[Begin]

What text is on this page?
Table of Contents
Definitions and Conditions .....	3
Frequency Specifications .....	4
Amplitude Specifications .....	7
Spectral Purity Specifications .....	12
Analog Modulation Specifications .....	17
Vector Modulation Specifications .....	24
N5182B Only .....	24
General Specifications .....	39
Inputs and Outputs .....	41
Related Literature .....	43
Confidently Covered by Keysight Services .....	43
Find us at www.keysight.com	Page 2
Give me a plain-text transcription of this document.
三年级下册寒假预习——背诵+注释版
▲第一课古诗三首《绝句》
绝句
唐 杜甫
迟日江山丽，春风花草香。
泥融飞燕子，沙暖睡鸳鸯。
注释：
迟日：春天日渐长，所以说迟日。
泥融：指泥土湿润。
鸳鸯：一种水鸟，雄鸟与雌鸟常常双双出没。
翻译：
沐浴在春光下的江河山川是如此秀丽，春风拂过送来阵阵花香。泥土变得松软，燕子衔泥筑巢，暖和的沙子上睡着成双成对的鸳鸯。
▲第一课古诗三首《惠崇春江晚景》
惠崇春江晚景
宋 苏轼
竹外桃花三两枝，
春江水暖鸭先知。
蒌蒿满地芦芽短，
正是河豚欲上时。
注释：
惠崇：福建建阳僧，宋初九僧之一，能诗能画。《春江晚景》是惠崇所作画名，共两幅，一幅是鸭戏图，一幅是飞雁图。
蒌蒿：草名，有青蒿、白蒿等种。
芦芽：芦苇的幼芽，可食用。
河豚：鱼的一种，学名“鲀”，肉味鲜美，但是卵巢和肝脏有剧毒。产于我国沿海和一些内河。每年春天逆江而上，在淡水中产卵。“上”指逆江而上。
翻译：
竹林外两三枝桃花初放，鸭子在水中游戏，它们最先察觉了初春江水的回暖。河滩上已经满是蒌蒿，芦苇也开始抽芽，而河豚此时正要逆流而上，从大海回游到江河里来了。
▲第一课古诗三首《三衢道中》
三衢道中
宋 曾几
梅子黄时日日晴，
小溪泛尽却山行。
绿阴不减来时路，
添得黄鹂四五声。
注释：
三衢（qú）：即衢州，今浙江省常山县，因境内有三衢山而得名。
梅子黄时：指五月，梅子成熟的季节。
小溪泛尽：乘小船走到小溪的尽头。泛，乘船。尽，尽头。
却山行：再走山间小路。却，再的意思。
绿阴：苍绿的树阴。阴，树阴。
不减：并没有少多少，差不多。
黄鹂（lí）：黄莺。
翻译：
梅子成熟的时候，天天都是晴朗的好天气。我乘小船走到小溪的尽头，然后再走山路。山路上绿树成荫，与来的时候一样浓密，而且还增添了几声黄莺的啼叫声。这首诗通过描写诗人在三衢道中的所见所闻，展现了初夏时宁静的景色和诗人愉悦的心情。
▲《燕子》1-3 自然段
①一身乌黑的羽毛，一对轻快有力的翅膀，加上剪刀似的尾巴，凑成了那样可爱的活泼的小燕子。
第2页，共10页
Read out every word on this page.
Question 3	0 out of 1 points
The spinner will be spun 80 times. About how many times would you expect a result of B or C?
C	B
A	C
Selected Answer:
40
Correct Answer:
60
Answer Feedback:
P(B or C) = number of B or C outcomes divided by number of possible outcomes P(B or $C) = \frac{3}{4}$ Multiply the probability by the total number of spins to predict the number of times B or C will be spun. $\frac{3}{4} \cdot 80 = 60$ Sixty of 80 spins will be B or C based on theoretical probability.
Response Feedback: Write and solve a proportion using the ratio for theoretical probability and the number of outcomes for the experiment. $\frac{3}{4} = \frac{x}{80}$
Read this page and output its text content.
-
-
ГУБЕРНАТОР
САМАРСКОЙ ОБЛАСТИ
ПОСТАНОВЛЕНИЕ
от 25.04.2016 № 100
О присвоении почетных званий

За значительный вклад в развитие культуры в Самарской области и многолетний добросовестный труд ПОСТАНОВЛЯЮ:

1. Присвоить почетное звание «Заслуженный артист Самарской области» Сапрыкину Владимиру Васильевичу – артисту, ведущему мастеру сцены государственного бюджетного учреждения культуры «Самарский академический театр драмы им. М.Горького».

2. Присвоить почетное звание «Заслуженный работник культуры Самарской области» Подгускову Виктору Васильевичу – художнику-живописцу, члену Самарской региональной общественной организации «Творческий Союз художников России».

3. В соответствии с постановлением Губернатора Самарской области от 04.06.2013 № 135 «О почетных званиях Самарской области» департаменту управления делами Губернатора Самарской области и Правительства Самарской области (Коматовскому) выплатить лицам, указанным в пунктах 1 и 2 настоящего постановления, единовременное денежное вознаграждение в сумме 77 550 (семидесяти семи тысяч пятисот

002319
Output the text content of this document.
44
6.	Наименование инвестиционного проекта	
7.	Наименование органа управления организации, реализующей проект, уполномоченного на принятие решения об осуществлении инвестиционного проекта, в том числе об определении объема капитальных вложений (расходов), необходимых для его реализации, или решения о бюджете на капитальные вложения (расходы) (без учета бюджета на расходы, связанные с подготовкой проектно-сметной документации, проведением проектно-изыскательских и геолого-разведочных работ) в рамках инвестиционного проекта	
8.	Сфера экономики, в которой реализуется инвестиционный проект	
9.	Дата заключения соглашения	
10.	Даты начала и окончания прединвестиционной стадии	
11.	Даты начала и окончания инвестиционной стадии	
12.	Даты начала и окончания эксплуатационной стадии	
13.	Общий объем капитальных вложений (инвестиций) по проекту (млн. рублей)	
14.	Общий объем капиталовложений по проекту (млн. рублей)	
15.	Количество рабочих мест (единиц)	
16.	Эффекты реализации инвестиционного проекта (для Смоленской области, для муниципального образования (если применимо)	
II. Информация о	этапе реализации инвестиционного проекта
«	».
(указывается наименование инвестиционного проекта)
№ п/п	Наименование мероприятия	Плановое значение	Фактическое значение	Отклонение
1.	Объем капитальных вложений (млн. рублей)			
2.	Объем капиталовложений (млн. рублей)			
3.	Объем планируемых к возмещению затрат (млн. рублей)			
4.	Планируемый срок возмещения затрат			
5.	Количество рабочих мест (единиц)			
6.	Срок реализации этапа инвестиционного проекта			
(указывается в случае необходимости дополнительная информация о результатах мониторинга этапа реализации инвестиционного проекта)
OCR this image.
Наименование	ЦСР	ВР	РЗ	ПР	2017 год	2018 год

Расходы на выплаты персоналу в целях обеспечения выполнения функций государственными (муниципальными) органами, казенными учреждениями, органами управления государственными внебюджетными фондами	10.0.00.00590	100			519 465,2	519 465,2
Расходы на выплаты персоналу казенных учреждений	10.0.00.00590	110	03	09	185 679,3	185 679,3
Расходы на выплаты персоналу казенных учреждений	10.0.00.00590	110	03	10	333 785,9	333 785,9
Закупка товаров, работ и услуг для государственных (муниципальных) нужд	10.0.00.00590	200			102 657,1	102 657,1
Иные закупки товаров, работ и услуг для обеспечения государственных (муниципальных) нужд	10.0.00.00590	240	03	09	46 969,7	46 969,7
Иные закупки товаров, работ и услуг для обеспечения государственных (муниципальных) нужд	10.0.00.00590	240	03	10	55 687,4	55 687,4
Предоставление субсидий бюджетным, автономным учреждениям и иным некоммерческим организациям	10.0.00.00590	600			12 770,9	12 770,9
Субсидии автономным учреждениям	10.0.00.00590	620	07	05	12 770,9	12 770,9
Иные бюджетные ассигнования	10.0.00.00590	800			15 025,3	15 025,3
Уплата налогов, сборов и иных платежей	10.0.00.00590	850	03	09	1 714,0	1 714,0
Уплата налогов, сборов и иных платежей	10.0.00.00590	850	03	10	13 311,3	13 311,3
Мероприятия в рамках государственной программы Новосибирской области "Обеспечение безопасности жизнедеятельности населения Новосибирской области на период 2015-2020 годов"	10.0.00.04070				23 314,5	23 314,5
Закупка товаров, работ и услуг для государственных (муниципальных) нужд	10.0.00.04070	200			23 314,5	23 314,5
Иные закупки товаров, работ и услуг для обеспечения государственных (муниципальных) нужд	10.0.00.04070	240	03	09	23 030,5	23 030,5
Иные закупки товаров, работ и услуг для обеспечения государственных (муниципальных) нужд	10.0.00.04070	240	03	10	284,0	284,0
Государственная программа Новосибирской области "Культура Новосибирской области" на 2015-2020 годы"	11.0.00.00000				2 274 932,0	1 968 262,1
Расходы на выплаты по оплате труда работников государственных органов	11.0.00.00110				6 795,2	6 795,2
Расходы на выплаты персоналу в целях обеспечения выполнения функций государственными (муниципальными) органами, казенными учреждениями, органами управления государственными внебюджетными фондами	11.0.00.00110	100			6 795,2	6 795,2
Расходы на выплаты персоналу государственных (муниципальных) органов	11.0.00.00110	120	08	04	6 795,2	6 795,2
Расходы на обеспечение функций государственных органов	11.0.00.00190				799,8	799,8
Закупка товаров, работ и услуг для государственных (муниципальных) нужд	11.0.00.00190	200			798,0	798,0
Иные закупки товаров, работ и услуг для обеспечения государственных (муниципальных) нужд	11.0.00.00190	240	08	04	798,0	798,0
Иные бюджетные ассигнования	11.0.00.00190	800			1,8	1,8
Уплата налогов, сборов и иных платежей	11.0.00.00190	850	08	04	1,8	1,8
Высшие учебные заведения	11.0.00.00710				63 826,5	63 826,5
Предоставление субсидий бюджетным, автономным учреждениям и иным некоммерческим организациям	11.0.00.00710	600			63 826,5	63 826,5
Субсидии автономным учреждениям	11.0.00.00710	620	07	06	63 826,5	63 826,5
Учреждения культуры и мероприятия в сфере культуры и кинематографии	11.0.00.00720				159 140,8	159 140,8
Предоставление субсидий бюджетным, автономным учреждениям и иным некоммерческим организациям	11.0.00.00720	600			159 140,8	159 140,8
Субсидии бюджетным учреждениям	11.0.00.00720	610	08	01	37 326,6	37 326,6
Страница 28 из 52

[End]

### Short task
From the material above, count the lines that include "frac" and give only the total.

### Answer
2